> [Goal of the exercise]
Copy out each line of the listing that has the word "this" in it.

-- Start of Material to process --

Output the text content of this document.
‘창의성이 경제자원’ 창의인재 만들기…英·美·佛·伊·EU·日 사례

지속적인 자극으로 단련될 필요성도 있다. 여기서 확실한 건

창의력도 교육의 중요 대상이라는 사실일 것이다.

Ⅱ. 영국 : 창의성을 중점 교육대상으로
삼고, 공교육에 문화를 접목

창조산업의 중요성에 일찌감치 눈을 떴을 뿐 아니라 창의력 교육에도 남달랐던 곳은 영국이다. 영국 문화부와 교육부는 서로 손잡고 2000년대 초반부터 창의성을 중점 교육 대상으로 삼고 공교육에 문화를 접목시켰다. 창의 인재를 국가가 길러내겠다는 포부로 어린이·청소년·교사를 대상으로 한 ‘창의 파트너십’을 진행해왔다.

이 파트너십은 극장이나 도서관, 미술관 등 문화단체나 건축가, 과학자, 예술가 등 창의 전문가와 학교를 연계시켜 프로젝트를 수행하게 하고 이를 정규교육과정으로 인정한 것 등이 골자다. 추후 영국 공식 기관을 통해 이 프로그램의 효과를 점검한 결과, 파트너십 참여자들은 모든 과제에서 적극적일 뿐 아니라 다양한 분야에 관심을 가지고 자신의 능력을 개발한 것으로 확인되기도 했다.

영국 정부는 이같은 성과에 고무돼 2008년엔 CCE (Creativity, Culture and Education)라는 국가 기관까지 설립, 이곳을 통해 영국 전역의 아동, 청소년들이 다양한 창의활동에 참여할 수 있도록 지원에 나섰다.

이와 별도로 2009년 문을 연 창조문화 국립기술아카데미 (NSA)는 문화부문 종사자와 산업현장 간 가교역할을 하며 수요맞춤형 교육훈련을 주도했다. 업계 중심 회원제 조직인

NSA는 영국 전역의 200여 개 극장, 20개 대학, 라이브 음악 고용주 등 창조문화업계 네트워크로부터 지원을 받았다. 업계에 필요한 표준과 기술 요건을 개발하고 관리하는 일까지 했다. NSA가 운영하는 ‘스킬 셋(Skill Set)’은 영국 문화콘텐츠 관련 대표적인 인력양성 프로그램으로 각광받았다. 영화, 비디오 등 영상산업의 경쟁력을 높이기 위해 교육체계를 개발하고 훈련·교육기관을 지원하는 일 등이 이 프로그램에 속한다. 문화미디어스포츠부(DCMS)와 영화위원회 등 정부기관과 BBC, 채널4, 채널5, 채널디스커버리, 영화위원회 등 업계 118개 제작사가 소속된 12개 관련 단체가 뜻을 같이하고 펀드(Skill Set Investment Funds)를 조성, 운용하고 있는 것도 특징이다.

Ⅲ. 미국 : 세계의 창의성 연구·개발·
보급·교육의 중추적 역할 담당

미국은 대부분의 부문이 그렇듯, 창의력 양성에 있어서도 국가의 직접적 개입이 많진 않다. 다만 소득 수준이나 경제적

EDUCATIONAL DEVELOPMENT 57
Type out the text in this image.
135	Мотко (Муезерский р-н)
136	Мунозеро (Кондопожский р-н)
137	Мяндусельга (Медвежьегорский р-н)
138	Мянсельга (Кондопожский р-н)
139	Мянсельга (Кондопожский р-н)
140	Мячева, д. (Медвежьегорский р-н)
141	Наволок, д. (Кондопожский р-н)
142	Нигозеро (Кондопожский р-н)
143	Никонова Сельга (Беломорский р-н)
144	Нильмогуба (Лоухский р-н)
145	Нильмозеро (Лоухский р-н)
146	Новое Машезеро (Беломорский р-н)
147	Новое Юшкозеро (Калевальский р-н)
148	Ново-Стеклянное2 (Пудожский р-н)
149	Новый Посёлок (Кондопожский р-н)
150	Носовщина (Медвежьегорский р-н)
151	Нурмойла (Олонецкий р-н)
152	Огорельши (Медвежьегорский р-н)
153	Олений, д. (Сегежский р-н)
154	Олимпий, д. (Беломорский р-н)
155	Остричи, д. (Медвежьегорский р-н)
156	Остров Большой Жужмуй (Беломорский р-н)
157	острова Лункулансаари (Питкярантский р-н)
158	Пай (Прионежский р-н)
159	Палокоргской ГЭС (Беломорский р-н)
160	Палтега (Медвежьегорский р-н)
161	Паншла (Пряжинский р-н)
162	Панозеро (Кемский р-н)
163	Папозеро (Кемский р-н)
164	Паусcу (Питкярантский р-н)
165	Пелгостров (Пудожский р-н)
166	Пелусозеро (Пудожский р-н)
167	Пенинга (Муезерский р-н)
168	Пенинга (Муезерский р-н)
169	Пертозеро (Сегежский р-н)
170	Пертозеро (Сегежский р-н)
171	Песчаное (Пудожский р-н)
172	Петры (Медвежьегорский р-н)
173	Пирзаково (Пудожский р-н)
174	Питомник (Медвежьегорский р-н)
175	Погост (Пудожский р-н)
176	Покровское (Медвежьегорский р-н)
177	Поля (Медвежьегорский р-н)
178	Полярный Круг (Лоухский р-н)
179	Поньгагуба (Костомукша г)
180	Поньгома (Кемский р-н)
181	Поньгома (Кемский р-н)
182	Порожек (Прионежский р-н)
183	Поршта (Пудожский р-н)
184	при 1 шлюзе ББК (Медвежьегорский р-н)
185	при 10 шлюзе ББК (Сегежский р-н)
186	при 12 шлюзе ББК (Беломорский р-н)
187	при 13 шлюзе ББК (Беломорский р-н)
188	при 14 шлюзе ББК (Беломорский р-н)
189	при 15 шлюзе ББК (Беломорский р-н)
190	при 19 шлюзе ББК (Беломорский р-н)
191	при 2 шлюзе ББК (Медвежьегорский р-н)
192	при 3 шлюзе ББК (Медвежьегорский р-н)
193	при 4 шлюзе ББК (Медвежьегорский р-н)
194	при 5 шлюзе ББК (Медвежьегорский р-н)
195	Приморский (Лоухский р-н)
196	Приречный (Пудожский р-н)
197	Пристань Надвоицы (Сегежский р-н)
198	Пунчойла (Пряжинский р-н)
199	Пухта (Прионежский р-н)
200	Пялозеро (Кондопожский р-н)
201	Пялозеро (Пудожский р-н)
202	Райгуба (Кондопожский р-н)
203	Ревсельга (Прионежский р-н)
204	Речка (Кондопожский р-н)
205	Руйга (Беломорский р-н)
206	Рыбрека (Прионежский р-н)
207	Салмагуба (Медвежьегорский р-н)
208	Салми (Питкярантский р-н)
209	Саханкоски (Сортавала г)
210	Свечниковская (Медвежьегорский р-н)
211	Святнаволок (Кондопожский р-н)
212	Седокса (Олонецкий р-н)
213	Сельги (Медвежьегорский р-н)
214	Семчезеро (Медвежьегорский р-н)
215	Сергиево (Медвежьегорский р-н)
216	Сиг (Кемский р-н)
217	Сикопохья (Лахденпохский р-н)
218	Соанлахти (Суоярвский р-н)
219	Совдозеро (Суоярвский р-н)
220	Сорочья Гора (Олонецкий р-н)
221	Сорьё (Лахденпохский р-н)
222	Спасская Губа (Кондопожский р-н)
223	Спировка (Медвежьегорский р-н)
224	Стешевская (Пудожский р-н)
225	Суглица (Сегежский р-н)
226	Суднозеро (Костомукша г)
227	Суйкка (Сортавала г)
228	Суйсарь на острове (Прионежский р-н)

-- End of Material to process --

> [Solution]
Output the text content of this document.
Type out the text in this image.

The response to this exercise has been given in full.